Extracted data entries
+++
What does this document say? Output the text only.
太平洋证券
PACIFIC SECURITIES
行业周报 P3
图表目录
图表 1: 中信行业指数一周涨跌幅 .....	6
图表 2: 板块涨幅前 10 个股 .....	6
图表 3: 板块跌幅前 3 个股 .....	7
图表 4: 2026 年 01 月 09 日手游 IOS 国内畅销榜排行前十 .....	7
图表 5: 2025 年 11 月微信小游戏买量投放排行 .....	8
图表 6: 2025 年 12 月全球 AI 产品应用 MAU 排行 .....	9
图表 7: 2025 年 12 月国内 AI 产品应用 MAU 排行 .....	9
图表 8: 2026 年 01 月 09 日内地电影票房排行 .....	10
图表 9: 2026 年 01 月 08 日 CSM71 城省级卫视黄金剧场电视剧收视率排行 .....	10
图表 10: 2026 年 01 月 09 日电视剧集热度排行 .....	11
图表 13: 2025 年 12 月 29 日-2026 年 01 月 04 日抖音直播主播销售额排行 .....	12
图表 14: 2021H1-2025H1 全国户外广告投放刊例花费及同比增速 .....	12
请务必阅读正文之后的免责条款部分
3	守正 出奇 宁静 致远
+++
Read through the entries and copy each line in which "产品应用" appears.

■ **Full solution**:
图表 6: 2025 年 12 月全球 AI 产品应用 MAU 排行 .....	9
图表 7: 2025 年 12 月国内 AI 产品应用 MAU 排行 .....	9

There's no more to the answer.